+++ Recorded information

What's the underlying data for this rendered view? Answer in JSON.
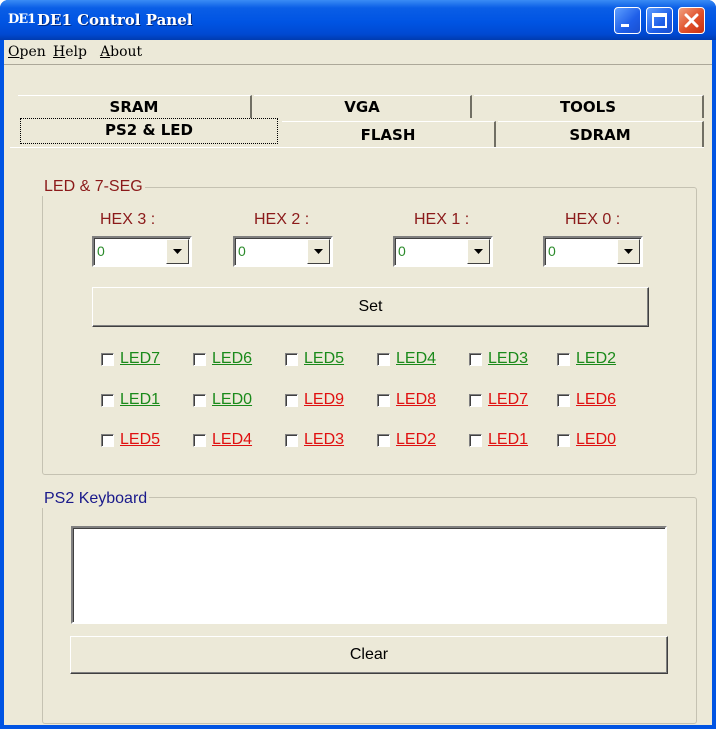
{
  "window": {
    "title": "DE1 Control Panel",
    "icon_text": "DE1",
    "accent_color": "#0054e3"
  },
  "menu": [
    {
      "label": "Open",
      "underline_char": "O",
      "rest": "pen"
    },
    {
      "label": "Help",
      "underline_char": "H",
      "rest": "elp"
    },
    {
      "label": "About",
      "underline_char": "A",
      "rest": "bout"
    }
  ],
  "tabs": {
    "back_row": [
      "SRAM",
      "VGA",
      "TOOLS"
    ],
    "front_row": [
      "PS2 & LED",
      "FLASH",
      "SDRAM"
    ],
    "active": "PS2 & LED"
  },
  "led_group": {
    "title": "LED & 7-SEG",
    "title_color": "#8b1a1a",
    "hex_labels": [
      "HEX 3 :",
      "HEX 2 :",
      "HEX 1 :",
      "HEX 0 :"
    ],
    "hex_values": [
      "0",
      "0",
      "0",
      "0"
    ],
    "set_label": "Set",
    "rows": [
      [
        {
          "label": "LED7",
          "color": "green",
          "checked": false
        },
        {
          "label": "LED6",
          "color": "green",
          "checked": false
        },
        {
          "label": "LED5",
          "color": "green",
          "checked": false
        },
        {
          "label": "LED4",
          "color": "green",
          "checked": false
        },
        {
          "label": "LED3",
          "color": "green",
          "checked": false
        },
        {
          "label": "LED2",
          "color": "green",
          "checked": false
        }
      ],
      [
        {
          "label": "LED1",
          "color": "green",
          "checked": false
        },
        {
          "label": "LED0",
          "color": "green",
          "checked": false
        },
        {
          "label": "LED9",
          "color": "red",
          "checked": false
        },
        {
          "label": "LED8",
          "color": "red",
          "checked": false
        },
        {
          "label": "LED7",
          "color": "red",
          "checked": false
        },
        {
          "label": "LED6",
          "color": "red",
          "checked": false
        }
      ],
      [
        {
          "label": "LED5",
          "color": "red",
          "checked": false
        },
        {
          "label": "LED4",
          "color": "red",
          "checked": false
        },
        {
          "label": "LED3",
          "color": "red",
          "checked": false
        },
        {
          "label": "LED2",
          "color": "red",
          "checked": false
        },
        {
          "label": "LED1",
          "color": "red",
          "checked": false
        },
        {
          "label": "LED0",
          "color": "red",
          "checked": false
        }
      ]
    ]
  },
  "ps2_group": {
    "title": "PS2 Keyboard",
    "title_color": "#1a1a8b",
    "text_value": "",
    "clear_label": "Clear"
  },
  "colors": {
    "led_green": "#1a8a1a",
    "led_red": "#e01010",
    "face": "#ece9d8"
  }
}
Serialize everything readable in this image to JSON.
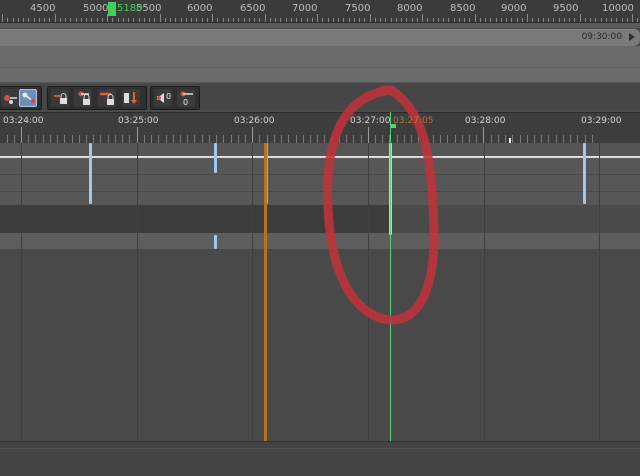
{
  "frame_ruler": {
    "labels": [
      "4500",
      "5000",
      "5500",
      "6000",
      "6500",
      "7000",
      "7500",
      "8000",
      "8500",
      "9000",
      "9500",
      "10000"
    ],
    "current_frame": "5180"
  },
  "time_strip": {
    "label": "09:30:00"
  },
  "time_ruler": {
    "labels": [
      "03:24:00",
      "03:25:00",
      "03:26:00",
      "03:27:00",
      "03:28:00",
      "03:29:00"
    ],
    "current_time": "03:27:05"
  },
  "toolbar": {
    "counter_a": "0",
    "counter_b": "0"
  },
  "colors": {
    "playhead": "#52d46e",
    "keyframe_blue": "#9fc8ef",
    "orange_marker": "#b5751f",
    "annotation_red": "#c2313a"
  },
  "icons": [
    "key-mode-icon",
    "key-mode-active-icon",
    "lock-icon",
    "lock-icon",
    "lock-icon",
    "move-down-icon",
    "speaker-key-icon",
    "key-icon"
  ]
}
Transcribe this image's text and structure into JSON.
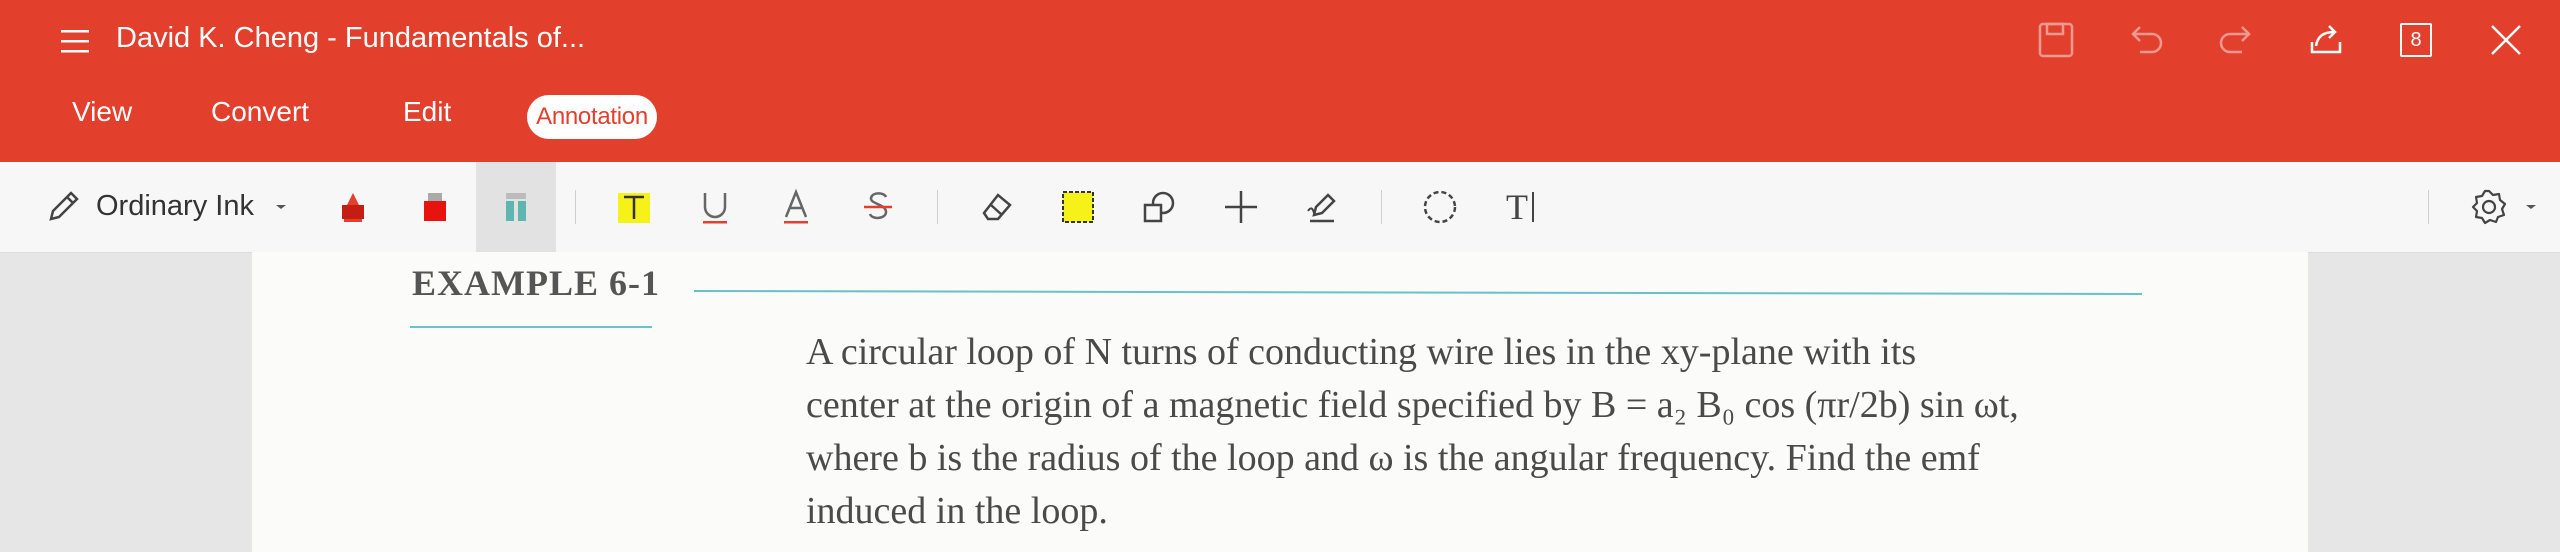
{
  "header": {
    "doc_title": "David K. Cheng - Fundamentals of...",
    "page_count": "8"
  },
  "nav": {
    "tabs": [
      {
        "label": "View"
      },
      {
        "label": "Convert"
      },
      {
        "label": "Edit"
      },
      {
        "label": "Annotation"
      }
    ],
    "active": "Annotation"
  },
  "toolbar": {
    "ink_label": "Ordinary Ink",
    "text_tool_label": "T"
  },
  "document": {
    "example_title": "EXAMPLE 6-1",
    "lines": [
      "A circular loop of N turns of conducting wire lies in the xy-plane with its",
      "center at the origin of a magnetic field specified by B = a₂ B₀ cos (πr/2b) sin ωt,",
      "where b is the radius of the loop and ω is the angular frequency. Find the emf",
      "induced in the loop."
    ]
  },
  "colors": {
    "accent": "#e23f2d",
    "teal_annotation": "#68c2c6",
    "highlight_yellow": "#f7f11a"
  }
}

++++++
+++ Recorded information

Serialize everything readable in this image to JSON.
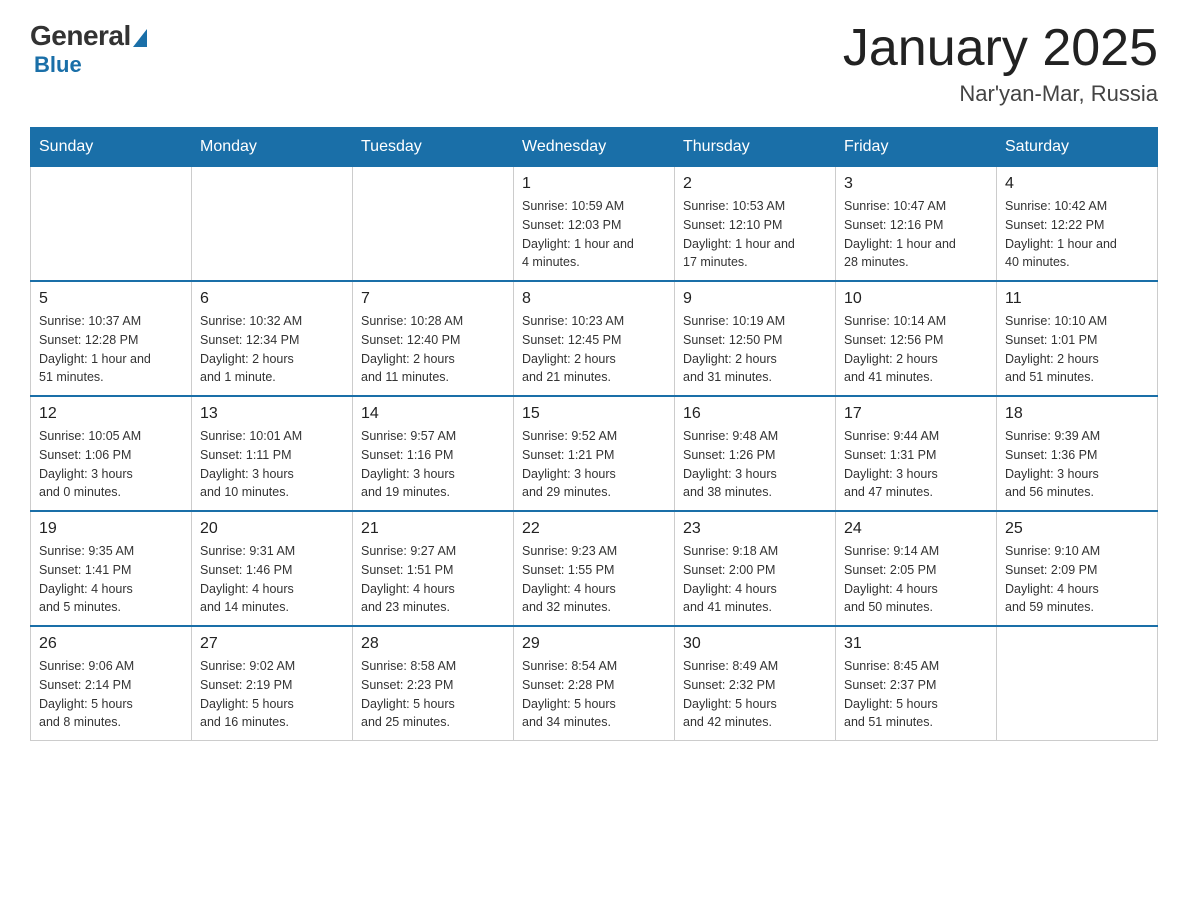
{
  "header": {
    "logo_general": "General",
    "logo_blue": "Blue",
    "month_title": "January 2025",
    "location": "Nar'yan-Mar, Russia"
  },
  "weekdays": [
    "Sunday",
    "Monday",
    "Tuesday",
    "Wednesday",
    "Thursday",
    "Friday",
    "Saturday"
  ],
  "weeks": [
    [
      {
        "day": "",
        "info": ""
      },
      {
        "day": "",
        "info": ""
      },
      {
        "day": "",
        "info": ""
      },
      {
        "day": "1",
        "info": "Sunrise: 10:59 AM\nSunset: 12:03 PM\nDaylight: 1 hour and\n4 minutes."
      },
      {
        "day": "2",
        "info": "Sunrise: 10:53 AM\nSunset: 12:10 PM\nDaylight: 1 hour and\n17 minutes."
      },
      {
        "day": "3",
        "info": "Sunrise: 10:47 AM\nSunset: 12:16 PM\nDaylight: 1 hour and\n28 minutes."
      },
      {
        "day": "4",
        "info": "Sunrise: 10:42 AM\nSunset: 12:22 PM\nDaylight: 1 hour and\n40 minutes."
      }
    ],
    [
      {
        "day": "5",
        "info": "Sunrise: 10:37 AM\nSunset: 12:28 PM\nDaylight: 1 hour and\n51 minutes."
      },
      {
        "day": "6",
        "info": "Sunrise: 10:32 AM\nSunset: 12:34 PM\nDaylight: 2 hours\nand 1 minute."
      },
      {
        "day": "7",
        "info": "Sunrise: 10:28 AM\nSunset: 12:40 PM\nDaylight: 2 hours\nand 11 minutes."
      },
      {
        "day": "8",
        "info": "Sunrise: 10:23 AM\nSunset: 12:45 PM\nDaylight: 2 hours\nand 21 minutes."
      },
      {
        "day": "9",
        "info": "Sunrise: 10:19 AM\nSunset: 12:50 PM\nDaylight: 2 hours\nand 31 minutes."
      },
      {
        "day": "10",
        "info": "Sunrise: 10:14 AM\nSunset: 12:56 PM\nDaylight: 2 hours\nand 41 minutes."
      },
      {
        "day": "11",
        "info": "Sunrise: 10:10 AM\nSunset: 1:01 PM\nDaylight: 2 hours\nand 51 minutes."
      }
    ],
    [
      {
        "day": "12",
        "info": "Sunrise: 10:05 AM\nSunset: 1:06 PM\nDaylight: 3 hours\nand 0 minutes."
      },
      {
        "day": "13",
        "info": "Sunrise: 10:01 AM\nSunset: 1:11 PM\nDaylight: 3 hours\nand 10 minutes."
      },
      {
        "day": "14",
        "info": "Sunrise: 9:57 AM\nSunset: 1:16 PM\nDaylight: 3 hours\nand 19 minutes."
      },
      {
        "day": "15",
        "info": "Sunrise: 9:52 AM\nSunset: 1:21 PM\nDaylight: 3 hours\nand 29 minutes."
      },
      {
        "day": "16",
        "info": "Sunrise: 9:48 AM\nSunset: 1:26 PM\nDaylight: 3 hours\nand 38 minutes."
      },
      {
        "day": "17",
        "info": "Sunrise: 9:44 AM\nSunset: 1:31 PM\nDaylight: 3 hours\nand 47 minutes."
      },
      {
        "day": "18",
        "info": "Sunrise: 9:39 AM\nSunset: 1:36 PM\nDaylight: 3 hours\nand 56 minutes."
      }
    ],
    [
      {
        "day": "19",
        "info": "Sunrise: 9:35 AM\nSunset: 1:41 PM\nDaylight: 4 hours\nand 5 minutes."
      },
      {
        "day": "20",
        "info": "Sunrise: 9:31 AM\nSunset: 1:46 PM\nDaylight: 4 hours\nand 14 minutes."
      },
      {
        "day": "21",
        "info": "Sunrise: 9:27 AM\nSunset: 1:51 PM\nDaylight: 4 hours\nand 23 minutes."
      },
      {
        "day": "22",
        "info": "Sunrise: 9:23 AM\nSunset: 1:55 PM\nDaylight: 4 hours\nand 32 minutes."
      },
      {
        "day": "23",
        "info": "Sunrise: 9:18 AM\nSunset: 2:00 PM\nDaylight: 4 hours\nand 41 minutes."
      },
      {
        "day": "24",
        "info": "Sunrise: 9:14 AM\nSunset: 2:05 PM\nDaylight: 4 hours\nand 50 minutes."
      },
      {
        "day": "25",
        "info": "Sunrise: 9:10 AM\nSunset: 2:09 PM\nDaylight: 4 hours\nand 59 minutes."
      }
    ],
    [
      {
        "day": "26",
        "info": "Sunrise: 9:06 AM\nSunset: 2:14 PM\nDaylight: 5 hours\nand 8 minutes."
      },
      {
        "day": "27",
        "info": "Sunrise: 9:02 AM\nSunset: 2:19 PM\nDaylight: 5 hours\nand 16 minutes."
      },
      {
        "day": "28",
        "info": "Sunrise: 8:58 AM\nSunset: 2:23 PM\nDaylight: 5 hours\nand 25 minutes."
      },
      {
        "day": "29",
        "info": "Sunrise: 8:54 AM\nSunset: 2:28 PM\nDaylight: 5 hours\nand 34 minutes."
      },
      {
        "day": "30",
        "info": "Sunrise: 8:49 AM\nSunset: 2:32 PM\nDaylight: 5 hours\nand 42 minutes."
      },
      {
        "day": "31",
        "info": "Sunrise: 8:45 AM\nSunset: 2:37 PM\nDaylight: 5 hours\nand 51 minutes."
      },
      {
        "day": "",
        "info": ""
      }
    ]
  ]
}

++++++
+++ Recorded information

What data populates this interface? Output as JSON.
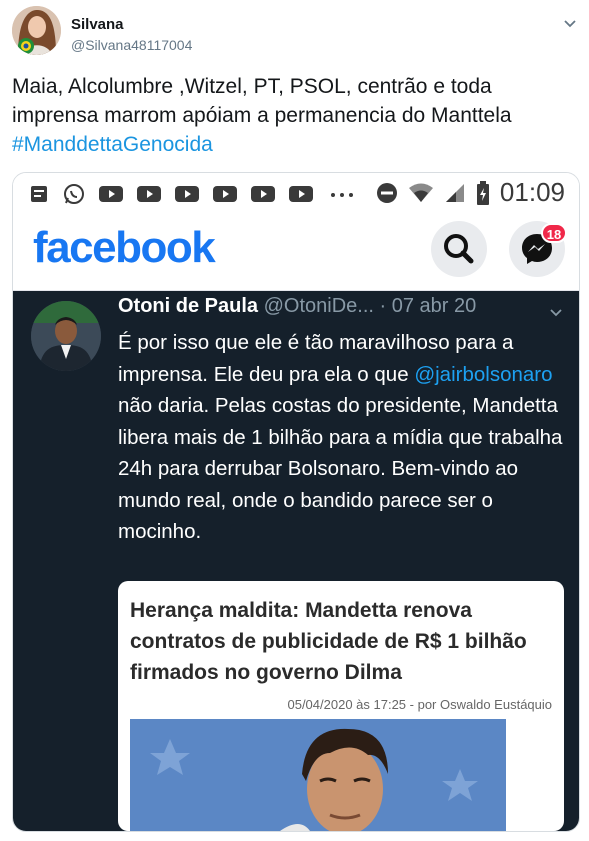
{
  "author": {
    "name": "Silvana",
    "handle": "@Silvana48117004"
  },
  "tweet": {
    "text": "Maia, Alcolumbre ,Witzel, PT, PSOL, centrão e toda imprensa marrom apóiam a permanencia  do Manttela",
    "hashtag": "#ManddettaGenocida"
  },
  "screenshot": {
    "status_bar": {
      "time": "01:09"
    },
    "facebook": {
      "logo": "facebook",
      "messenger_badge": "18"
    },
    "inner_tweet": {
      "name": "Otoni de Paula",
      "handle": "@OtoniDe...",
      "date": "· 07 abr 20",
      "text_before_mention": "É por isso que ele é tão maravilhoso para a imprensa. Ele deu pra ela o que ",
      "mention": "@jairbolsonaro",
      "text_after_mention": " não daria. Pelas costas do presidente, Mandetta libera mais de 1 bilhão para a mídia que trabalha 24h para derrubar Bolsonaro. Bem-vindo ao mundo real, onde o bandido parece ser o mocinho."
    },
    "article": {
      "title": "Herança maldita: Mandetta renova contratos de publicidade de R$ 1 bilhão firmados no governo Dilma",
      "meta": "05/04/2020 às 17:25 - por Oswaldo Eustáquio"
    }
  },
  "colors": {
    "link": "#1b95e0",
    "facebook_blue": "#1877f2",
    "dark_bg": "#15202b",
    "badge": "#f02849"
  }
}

++++++

- [What this task involves] Return all lines containing the word "handle".

- [Finished exercise]
    "handle": "@Silvana48117004"
      "handle": "@OtoniDe...",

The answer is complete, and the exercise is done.